• GIVEN REQUEST:
Give every line of the material again, exactly as written.

• DATA PROVIDED:
--- START ---
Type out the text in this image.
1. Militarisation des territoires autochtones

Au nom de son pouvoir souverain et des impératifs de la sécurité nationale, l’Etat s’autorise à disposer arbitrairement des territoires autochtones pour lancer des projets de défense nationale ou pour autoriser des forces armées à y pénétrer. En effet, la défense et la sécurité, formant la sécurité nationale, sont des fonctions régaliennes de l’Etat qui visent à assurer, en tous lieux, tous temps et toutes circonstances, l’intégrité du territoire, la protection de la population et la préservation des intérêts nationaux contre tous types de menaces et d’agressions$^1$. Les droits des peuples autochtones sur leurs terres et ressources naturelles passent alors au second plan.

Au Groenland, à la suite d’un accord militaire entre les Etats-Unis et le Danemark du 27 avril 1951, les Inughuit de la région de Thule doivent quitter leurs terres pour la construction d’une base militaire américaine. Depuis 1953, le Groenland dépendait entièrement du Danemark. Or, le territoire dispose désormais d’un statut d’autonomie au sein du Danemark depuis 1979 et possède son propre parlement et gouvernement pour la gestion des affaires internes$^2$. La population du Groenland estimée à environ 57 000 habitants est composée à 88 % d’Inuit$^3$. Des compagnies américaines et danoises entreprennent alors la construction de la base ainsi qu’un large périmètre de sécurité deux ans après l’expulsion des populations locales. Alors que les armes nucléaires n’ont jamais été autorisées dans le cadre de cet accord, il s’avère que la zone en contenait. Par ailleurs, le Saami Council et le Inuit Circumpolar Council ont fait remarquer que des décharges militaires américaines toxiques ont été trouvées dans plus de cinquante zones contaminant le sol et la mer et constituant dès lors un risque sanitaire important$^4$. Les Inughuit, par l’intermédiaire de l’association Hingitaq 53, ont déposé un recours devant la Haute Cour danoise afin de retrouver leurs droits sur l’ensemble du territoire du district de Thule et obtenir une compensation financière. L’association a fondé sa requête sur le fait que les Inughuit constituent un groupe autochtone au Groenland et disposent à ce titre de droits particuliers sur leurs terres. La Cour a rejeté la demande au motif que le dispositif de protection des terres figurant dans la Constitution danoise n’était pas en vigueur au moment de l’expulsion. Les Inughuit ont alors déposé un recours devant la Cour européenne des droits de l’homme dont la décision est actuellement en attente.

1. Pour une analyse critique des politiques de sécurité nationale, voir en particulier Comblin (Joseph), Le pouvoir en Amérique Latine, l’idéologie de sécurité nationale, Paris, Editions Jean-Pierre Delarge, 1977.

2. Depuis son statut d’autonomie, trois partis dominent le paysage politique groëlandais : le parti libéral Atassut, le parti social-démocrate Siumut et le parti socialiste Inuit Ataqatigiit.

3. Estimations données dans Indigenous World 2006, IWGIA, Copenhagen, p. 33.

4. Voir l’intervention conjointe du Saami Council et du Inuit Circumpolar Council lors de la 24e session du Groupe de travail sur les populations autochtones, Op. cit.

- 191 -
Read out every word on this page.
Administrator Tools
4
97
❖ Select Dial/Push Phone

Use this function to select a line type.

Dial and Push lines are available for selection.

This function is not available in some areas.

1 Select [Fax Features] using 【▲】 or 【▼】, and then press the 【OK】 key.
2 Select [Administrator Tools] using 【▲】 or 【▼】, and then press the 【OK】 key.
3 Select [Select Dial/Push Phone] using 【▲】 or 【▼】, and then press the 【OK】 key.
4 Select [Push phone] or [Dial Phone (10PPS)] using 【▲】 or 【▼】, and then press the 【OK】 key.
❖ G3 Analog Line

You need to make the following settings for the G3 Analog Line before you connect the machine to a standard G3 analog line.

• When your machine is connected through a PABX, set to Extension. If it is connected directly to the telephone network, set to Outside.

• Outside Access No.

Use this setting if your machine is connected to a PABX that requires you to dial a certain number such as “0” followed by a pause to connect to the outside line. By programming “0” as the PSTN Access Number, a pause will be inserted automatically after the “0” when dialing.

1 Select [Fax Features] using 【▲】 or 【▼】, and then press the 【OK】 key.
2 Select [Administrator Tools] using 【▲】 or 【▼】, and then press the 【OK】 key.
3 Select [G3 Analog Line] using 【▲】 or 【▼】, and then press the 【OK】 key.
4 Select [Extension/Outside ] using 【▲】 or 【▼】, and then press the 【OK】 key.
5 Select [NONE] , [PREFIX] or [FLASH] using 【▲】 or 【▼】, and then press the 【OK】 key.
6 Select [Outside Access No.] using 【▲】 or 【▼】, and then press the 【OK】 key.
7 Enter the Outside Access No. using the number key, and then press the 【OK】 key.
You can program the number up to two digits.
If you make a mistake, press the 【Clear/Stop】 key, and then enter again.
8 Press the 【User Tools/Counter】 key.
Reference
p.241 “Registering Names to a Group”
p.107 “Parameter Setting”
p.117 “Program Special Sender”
--- END ---
• OUTPUT FOR THIS TASK:
Type out the text in this image.
1. Militarisation des territoires autochtones

Au nom de son pouvoir souverain et des impératifs de la sécurité nationale, l’Etat s’autorise à disposer arbitrairement des territoires autochtones pour lancer des projets de défense nationale ou pour autoriser des forces armées à y pénétrer. En effet, la défense et la sécurité, formant la sécurité nationale, sont des fonctions régaliennes de l’Etat qui visent à assurer, en tous lieux, tous temps et toutes circonstances, l’intégrité du territoire, la protection de la population et la préservation des intérêts nationaux contre tous types de menaces et d’agressions$^1$. Les droits des peuples autochtones sur leurs terres et ressources naturelles passent alors au second plan.

Au Groenland, à la suite d’un accord militaire entre les Etats-Unis et le Danemark du 27 avril 1951, les Inughuit de la région de Thule doivent quitter leurs terres pour la construction d’une base militaire américaine. Depuis 1953, le Groenland dépendait entièrement du Danemark. Or, le territoire dispose désormais d’un statut d’autonomie au sein du Danemark depuis 1979 et possède son propre parlement et gouvernement pour la gestion des affaires internes$^2$. La population du Groenland estimée à environ 57 000 habitants est composée à 88 % d’Inuit$^3$. Des compagnies américaines et danoises entreprennent alors la construction de la base ainsi qu’un large périmètre de sécurité deux ans après l’expulsion des populations locales. Alors que les armes nucléaires n’ont jamais été autorisées dans le cadre de cet accord, il s’avère que la zone en contenait. Par ailleurs, le Saami Council et le Inuit Circumpolar Council ont fait remarquer que des décharges militaires américaines toxiques ont été trouvées dans plus de cinquante zones contaminant le sol et la mer et constituant dès lors un risque sanitaire important$^4$. Les Inughuit, par l’intermédiaire de l’association Hingitaq 53, ont déposé un recours devant la Haute Cour danoise afin de retrouver leurs droits sur l’ensemble du territoire du district de Thule et obtenir une compensation financière. L’association a fondé sa requête sur le fait que les Inughuit constituent un groupe autochtone au Groenland et disposent à ce titre de droits particuliers sur leurs terres. La Cour a rejeté la demande au motif que le dispositif de protection des terres figurant dans la Constitution danoise n’était pas en vigueur au moment de l’expulsion. Les Inughuit ont alors déposé un recours devant la Cour européenne des droits de l’homme dont la décision est actuellement en attente.

1. Pour une analyse critique des politiques de sécurité nationale, voir en particulier Comblin (Joseph), Le pouvoir en Amérique Latine, l’idéologie de sécurité nationale, Paris, Editions Jean-Pierre Delarge, 1977.

2. Depuis son statut d’autonomie, trois partis dominent le paysage politique groëlandais : le parti libéral Atassut, le parti social-démocrate Siumut et le parti socialiste Inuit Ataqatigiit.

3. Estimations données dans Indigenous World 2006, IWGIA, Copenhagen, p. 33.

4. Voir l’intervention conjointe du Saami Council et du Inuit Circumpolar Council lors de la 24e session du Groupe de travail sur les populations autochtones, Op. cit.

- 191 -
Read out every word on this page.
Administrator Tools
4
97
❖ Select Dial/Push Phone

Use this function to select a line type.

Dial and Push lines are available for selection.

This function is not available in some areas.

1 Select [Fax Features] using 【▲】 or 【▼】, and then press the 【OK】 key.
2 Select [Administrator Tools] using 【▲】 or 【▼】, and then press the 【OK】 key.
3 Select [Select Dial/Push Phone] using 【▲】 or 【▼】, and then press the 【OK】 key.
4 Select [Push phone] or [Dial Phone (10PPS)] using 【▲】 or 【▼】, and then press the 【OK】 key.
❖ G3 Analog Line

You need to make the following settings for the G3 Analog Line before you connect the machine to a standard G3 analog line.

• When your machine is connected through a PABX, set to Extension. If it is connected directly to the telephone network, set to Outside.

• Outside Access No.

Use this setting if your machine is connected to a PABX that requires you to dial a certain number such as “0” followed by a pause to connect to the outside line. By programming “0” as the PSTN Access Number, a pause will be inserted automatically after the “0” when dialing.

1 Select [Fax Features] using 【▲】 or 【▼】, and then press the 【OK】 key.
2 Select [Administrator Tools] using 【▲】 or 【▼】, and then press the 【OK】 key.
3 Select [G3 Analog Line] using 【▲】 or 【▼】, and then press the 【OK】 key.
4 Select [Extension/Outside ] using 【▲】 or 【▼】, and then press the 【OK】 key.
5 Select [NONE] , [PREFIX] or [FLASH] using 【▲】 or 【▼】, and then press the 【OK】 key.
6 Select [Outside Access No.] using 【▲】 or 【▼】, and then press the 【OK】 key.
7 Enter the Outside Access No. using the number key, and then press the 【OK】 key.
You can program the number up to two digits.
If you make a mistake, press the 【Clear/Stop】 key, and then enter again.
8 Press the 【User Tools/Counter】 key.
Reference
p.241 “Registering Names to a Group”
p.107 “Parameter Setting”
p.117 “Program Special Sender”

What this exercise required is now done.